### WORK TO COMPLETE
Copy out all lines in the data below containing the string "year".

<<<<

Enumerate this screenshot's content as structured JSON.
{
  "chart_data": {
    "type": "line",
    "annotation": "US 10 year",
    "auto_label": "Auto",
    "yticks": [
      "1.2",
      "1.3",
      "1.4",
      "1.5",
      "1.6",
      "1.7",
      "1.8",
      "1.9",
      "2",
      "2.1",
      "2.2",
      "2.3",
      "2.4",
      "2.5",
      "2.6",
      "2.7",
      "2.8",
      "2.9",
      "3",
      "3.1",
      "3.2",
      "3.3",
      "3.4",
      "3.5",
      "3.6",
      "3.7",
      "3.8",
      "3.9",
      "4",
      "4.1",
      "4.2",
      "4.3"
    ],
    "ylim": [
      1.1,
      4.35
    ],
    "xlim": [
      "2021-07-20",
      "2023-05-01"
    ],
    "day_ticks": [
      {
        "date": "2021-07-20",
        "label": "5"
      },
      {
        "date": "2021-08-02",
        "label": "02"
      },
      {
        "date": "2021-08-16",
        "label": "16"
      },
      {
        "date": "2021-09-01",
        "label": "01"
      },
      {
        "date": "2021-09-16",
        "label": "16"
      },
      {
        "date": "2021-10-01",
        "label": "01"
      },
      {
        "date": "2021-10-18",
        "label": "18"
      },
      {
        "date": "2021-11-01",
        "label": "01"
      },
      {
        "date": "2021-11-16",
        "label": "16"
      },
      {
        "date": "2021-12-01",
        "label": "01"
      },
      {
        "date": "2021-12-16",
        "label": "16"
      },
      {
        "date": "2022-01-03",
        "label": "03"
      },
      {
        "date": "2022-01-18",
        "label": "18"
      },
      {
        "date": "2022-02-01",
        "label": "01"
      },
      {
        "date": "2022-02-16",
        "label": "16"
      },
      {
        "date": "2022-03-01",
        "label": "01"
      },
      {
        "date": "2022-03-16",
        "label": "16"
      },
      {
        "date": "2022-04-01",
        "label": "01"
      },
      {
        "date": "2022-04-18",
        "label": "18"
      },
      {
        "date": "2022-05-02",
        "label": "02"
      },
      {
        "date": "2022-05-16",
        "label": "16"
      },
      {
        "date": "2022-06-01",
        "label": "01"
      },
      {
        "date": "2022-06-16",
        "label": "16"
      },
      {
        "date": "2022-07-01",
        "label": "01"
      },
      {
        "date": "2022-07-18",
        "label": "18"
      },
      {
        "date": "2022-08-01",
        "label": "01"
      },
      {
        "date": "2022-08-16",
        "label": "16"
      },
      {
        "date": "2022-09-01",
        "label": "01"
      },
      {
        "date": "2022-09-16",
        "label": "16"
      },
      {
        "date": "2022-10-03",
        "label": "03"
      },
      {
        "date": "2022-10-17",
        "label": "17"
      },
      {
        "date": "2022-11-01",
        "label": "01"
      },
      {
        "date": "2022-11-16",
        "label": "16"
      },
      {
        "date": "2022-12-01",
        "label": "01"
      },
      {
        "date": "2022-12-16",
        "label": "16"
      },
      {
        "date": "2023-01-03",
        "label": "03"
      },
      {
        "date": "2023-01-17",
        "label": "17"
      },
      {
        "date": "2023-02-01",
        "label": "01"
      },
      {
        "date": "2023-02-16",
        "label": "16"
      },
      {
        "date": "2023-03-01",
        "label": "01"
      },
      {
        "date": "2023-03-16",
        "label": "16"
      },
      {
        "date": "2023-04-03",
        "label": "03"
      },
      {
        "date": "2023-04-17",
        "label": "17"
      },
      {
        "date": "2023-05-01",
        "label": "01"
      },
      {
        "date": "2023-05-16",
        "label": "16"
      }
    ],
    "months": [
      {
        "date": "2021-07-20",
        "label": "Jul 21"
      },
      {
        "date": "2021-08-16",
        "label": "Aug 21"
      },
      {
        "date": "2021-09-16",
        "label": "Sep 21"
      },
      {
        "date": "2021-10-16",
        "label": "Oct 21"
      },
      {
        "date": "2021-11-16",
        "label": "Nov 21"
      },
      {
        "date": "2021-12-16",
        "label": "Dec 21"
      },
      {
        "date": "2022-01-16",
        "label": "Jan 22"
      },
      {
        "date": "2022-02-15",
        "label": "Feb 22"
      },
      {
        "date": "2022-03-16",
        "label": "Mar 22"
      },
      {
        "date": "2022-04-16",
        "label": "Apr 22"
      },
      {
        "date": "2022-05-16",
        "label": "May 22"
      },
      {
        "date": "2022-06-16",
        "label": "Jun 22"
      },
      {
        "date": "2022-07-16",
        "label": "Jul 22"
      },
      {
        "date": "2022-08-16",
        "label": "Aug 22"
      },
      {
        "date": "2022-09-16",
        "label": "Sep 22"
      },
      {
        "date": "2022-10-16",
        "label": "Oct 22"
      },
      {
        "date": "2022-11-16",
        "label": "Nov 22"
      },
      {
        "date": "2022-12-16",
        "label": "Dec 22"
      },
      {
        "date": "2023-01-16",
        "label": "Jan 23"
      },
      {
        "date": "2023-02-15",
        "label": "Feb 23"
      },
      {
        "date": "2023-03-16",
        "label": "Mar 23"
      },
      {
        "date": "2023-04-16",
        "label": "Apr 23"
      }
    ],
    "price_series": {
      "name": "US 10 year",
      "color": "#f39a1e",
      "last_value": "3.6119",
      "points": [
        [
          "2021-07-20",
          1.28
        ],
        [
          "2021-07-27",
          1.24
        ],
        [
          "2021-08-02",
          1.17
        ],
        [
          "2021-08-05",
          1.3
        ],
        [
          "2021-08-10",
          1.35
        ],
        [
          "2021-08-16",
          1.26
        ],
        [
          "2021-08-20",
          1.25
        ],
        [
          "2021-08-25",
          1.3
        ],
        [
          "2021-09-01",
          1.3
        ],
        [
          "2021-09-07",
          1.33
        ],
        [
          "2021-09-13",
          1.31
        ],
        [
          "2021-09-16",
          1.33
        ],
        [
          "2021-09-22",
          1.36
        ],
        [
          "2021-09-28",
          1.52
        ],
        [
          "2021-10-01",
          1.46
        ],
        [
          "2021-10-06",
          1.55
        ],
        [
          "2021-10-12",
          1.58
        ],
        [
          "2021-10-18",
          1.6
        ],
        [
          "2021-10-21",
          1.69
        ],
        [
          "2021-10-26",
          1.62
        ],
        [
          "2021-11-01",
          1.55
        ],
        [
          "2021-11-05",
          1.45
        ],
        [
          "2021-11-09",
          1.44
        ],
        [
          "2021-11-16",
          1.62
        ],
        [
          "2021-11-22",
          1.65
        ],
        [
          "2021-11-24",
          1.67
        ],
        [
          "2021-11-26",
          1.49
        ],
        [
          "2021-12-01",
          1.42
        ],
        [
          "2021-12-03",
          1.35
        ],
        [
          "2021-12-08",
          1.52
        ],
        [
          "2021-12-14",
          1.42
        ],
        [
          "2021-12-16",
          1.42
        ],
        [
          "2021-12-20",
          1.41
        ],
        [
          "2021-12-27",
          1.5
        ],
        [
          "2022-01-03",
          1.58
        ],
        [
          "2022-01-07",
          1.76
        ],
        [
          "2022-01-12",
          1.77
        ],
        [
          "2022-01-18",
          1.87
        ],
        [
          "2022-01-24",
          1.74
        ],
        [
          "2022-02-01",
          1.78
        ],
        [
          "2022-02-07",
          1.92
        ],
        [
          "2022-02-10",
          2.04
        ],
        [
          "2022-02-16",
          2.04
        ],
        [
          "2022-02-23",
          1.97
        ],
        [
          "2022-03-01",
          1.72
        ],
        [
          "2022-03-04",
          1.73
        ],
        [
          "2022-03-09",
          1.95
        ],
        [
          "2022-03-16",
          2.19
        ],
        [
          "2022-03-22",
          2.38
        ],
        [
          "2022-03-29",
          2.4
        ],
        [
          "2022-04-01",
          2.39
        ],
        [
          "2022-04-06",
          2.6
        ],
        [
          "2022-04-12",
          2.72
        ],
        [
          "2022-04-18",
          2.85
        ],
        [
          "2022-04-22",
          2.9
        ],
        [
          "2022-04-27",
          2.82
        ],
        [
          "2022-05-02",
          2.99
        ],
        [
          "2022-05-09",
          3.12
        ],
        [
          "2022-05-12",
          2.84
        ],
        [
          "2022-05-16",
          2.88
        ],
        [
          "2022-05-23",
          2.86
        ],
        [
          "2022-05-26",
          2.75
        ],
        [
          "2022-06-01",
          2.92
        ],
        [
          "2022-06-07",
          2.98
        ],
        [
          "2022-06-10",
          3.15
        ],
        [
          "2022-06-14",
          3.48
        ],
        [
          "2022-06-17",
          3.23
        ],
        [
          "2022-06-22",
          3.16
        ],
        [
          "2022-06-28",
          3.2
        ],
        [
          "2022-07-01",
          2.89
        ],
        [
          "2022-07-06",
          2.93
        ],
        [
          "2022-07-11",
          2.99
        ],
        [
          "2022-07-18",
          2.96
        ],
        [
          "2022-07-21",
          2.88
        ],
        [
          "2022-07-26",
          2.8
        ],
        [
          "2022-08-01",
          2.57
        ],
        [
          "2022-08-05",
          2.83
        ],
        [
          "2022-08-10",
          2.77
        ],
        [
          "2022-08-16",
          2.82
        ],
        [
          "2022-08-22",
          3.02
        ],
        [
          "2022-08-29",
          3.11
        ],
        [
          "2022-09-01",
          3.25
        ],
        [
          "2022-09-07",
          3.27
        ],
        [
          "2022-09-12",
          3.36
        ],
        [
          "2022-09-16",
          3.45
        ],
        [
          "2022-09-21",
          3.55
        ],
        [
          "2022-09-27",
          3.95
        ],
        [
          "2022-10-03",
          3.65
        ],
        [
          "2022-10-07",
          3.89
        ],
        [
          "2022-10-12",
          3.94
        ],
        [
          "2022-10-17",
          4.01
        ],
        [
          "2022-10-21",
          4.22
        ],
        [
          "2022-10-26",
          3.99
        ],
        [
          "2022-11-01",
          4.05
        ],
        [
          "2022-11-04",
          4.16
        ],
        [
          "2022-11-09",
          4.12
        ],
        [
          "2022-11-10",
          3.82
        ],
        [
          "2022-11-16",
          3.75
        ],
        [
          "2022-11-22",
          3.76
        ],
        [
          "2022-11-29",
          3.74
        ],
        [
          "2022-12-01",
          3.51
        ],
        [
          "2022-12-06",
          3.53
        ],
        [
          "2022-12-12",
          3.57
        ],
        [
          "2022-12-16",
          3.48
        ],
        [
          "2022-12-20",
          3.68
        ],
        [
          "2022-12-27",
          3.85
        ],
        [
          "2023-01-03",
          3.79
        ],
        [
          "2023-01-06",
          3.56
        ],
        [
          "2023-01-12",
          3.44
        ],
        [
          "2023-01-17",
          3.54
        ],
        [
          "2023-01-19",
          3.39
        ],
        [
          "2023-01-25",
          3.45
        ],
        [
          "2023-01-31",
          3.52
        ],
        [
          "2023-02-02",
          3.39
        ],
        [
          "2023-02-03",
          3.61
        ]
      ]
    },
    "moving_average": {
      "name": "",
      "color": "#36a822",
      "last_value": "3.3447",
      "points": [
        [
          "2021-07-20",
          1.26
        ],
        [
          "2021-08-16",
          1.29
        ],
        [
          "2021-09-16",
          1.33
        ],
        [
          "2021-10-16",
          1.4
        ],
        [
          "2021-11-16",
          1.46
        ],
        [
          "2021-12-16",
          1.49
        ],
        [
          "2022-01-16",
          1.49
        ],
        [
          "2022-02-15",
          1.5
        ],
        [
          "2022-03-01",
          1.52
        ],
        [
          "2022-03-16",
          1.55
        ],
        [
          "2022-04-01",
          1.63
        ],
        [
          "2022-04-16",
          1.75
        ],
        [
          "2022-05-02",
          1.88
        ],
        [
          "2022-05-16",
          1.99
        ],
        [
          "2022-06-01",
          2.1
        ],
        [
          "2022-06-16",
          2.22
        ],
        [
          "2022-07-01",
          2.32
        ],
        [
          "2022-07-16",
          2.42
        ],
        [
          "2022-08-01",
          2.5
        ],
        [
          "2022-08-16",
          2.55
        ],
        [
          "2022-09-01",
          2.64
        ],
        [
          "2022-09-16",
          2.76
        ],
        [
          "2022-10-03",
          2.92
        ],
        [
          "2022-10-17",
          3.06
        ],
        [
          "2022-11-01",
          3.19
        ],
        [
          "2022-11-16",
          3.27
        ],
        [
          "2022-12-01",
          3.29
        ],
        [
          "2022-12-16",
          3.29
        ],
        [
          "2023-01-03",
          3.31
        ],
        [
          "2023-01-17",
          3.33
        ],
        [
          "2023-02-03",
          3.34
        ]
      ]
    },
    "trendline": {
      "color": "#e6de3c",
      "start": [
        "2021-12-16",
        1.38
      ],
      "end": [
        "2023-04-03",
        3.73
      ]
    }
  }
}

>>>>

### WRITTEN ANSWER
    "annotation": "US 10 year",
      "name": "US 10 year",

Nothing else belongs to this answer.